**WHAT YOU WILL DO:** Omit every picture and return the rest of the data unaltered.

Stored data entries
>> START

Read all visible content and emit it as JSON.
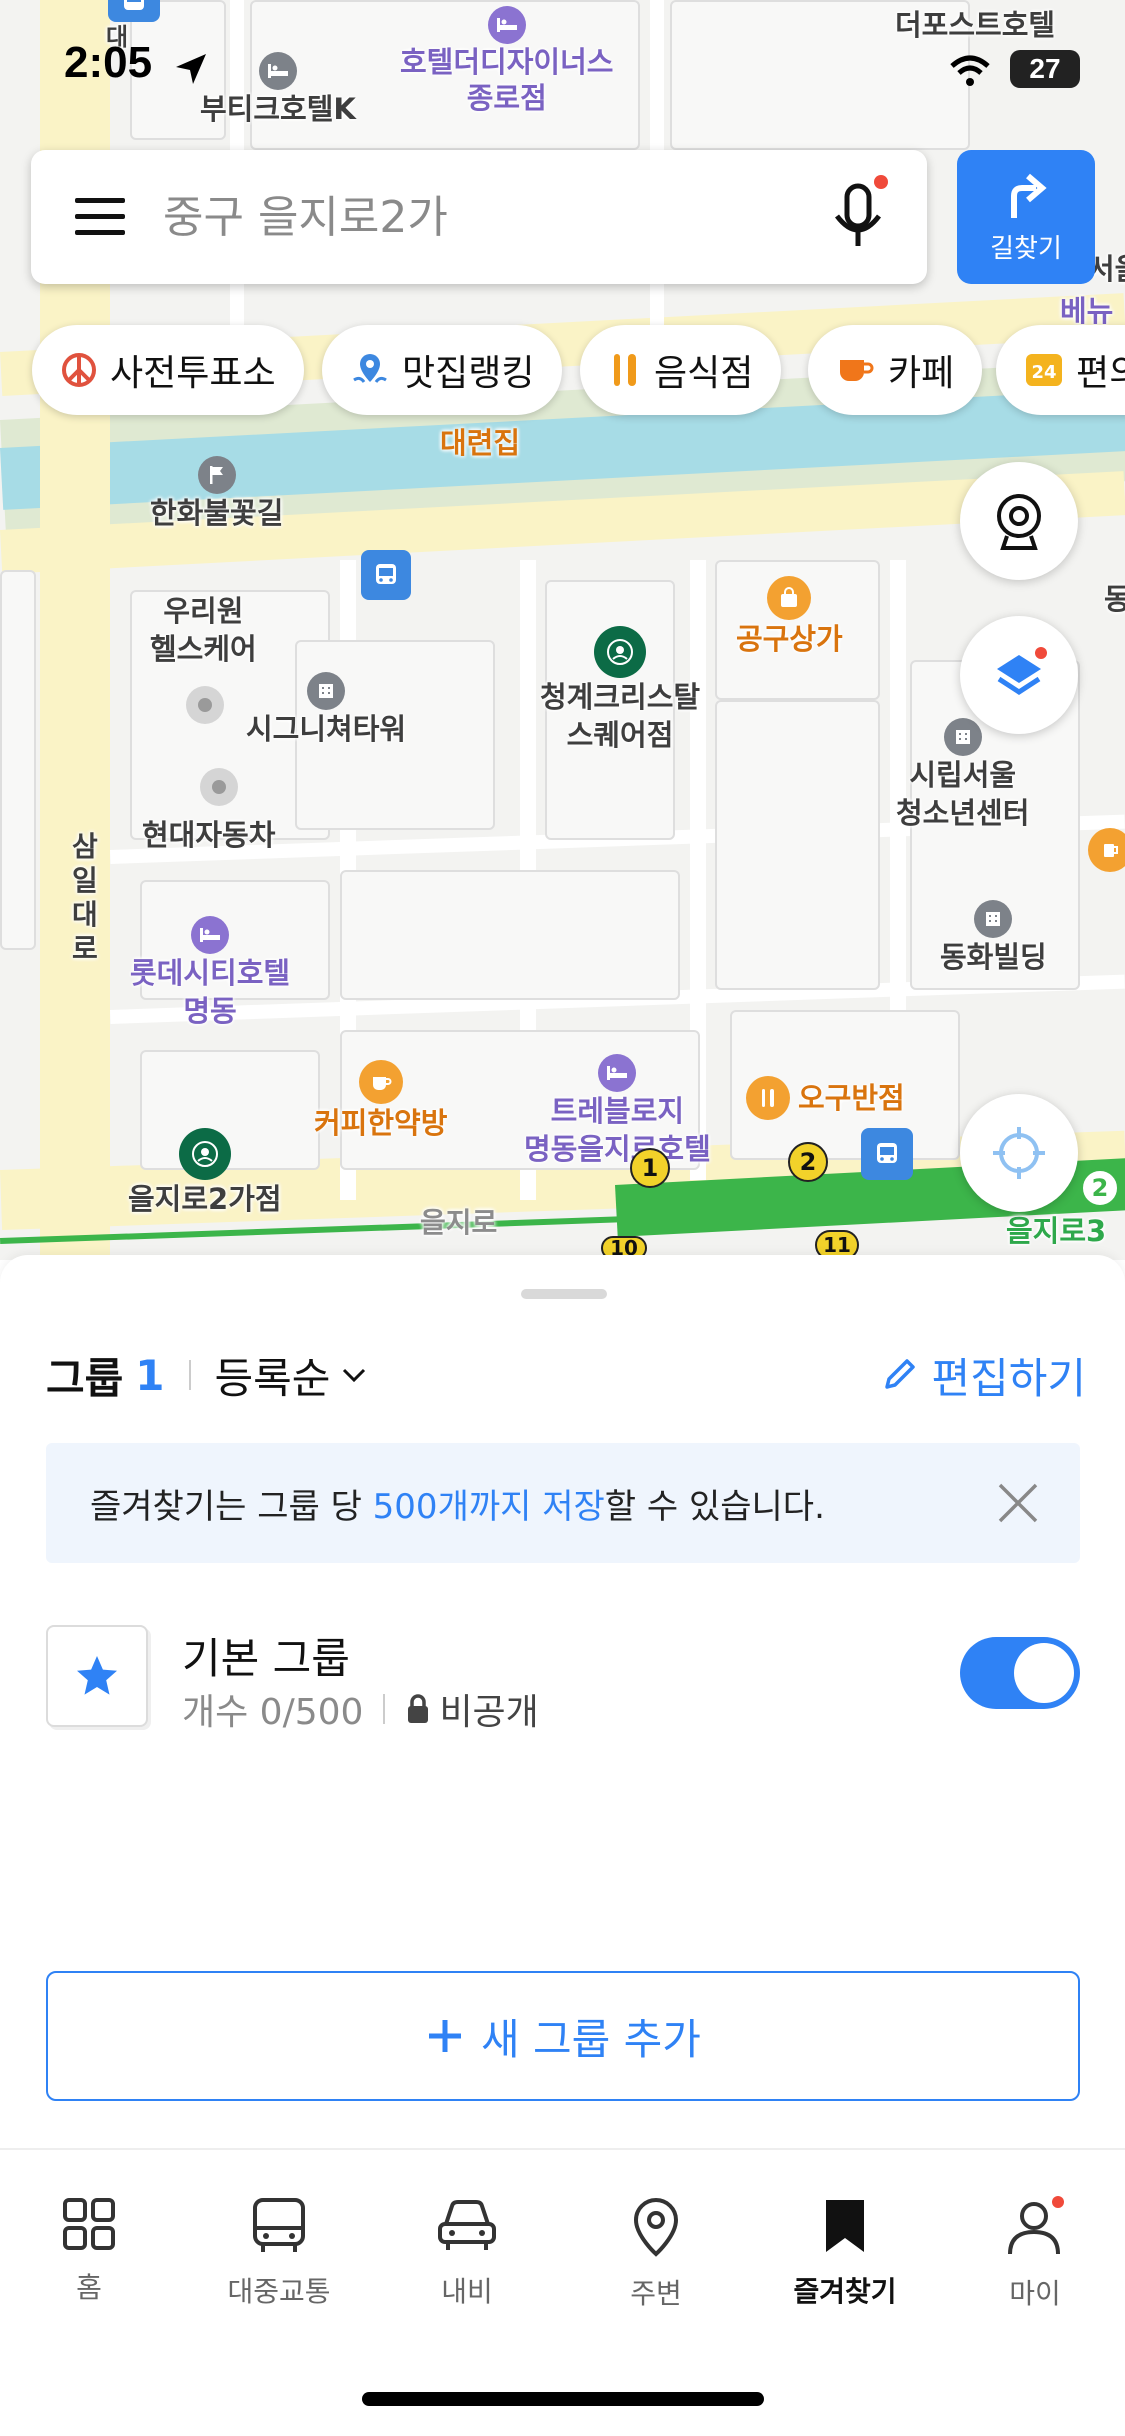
{
  "status": {
    "time": "2:05",
    "battery": "27"
  },
  "search": {
    "placeholder": "중구 을지로2가"
  },
  "route_button": {
    "label": "길찾기"
  },
  "chips": [
    {
      "label": "사전투표소",
      "icon": "vote-icon"
    },
    {
      "label": "맛집랭킹",
      "icon": "pin-icon"
    },
    {
      "label": "음식점",
      "icon": "restaurant-icon"
    },
    {
      "label": "카페",
      "icon": "coffee-icon"
    },
    {
      "label": "편의",
      "icon": "24h-icon"
    }
  ],
  "map": {
    "labels": {
      "hotel_designers": "호텔더디자이너스\n종로점",
      "boutique_hotel": "부티크호텔K",
      "the_first": "더포스트호텔",
      "daeryeon": "대련집",
      "hanwha": "한화불꽃길",
      "uriwon": "우리원\n헬스케어",
      "signature": "시그니쳐타워",
      "hyundai": "현대자동차",
      "cheonggye": "청계크리스탈\n스퀘어점",
      "gonggu": "공구상가",
      "youth_center": "시립서울\n청소년센터",
      "donghwa": "동화빌딩",
      "lotte": "롯데시티호텔\n명동",
      "coffee": "커피한약방",
      "travelodge": "트레블로지\n명동을지로호텔",
      "ogu": "오구반점",
      "euljiro2": "을지로2가점",
      "samil": "삼일대로",
      "euljiro": "을지로",
      "euljiro3": "을지로3",
      "seoul": "서울",
      "benu": "베뉴",
      "partial_dae": "대",
      "partial_dong": "동"
    },
    "subway_nums": [
      "1",
      "2",
      "2",
      "10",
      "11"
    ]
  },
  "sheet": {
    "group_label": "그룹",
    "group_count": "1",
    "sort_label": "등록순",
    "edit_label": "편집하기",
    "notice_prefix": "즐겨찾기는 그룹 당 ",
    "notice_highlight": "500개까지 저장",
    "notice_suffix": "할 수 있습니다.",
    "group": {
      "name": "기본 그룹",
      "count": "개수 0/500",
      "privacy": "비공개",
      "toggle_on": true
    },
    "add_group_label": "새 그룹 추가"
  },
  "tabs": [
    {
      "label": "홈",
      "icon": "grid-icon",
      "active": false
    },
    {
      "label": "대중교통",
      "icon": "bus-icon",
      "active": false
    },
    {
      "label": "내비",
      "icon": "car-icon",
      "active": false
    },
    {
      "label": "주변",
      "icon": "location-pin-icon",
      "active": false
    },
    {
      "label": "즐겨찾기",
      "icon": "bookmark-icon",
      "active": true
    },
    {
      "label": "마이",
      "icon": "person-icon",
      "active": false
    }
  ],
  "colors": {
    "accent": "#2f82f5",
    "road": "#faf3c6",
    "river": "#a7dce6",
    "subway_line": "#3cb54a"
  }
}
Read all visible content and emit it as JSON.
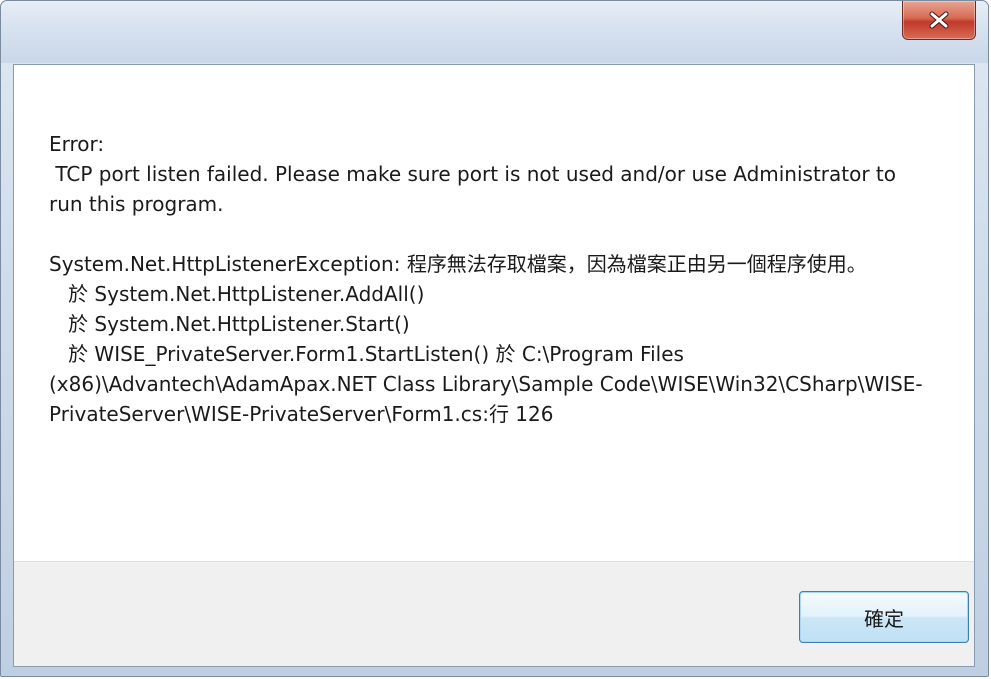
{
  "window": {
    "title": ""
  },
  "titlebar": {
    "close_icon": "close-x-icon",
    "close_color": "#c0392b"
  },
  "message": {
    "text": "Error:\n TCP port listen failed. Please make sure port is not used and/or use Administrator to run this program.\n\nSystem.Net.HttpListenerException: 程序無法存取檔案，因為檔案正由另一個程序使用。\n   於 System.Net.HttpListener.AddAll()\n   於 System.Net.HttpListener.Start()\n   於 WISE_PrivateServer.Form1.StartListen() 於 C:\\Program Files (x86)\\Advantech\\AdamApax.NET Class Library\\Sample Code\\WISE\\Win32\\CSharp\\WISE-PrivateServer\\WISE-PrivateServer\\Form1.cs:行 126"
  },
  "buttons": {
    "ok_label": "確定"
  }
}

>> END

**THE COMPLETED TASK:**
Read all visible content and emit it as JSON.
{
  "status": {
    "time": "2:05",
    "battery": "27"
  },
  "search": {
    "placeholder": "중구 을지로2가"
  },
  "route_button": {
    "label": "길찾기"
  },
  "chips": [
    {
      "label": "사전투표소",
      "icon": "vote-icon"
    },
    {
      "label": "맛집랭킹",
      "icon": "pin-icon"
    },
    {
      "label": "음식점",
      "icon": "restaurant-icon"
    },
    {
      "label": "카페",
      "icon": "coffee-icon"
    },
    {
      "label": "편의",
      "icon": "24h-icon"
    }
  ],
  "map": {
    "labels": {
      "hotel_designers": "호텔더디자이너스\n종로점",
      "boutique_hotel": "부티크호텔K",
      "the_first": "더포스트호텔",
      "daeryeon": "대련집",
      "hanwha": "한화불꽃길",
      "uriwon": "우리원\n헬스케어",
      "signature": "시그니쳐타워",
      "hyundai": "현대자동차",
      "cheonggye": "청계크리스탈\n스퀘어점",
      "gonggu": "공구상가",
      "youth_center": "시립서울\n청소년센터",
      "donghwa": "동화빌딩",
      "lotte": "롯데시티호텔\n명동",
      "coffee": "커피한약방",
      "travelodge": "트레블로지\n명동을지로호텔",
      "ogu": "오구반점",
      "euljiro2": "을지로2가점",
      "samil": "삼일대로",
      "euljiro": "을지로",
      "euljiro3": "을지로3",
      "seoul": "서울",
      "benu": "베뉴",
      "partial_dae": "대",
      "partial_dong": "동"
    },
    "subway_nums": [
      "1",
      "2",
      "2",
      "10",
      "11"
    ]
  },
  "sheet": {
    "group_label": "그룹",
    "group_count": "1",
    "sort_label": "등록순",
    "edit_label": "편집하기",
    "notice_prefix": "즐겨찾기는 그룹 당 ",
    "notice_highlight": "500개까지 저장",
    "notice_suffix": "할 수 있습니다.",
    "group": {
      "name": "기본 그룹",
      "count": "개수 0/500",
      "privacy": "비공개",
      "toggle_on": true
    },
    "add_group_label": "새 그룹 추가"
  },
  "tabs": [
    {
      "label": "홈",
      "icon": "grid-icon",
      "active": false
    },
    {
      "label": "대중교통",
      "icon": "bus-icon",
      "active": false
    },
    {
      "label": "내비",
      "icon": "car-icon",
      "active": false
    },
    {
      "label": "주변",
      "icon": "location-pin-icon",
      "active": false
    },
    {
      "label": "즐겨찾기",
      "icon": "bookmark-icon",
      "active": true
    },
    {
      "label": "마이",
      "icon": "person-icon",
      "active": false
    }
  ],
  "colors": {
    "accent": "#2f82f5",
    "road": "#faf3c6",
    "river": "#a7dce6",
    "subway_line": "#3cb54a"
  }
}
Read all visible content and emit it as JSON.
{
  "window": {
    "title": ""
  },
  "titlebar": {
    "close_icon": "close-x-icon",
    "close_color": "#c0392b"
  },
  "message": {
    "text": "Error:\n TCP port listen failed. Please make sure port is not used and/or use Administrator to run this program.\n\nSystem.Net.HttpListenerException: 程序無法存取檔案，因為檔案正由另一個程序使用。\n   於 System.Net.HttpListener.AddAll()\n   於 System.Net.HttpListener.Start()\n   於 WISE_PrivateServer.Form1.StartListen() 於 C:\\Program Files (x86)\\Advantech\\AdamApax.NET Class Library\\Sample Code\\WISE\\Win32\\CSharp\\WISE-PrivateServer\\WISE-PrivateServer\\Form1.cs:行 126"
  },
  "buttons": {
    "ok_label": "確定"
  }
}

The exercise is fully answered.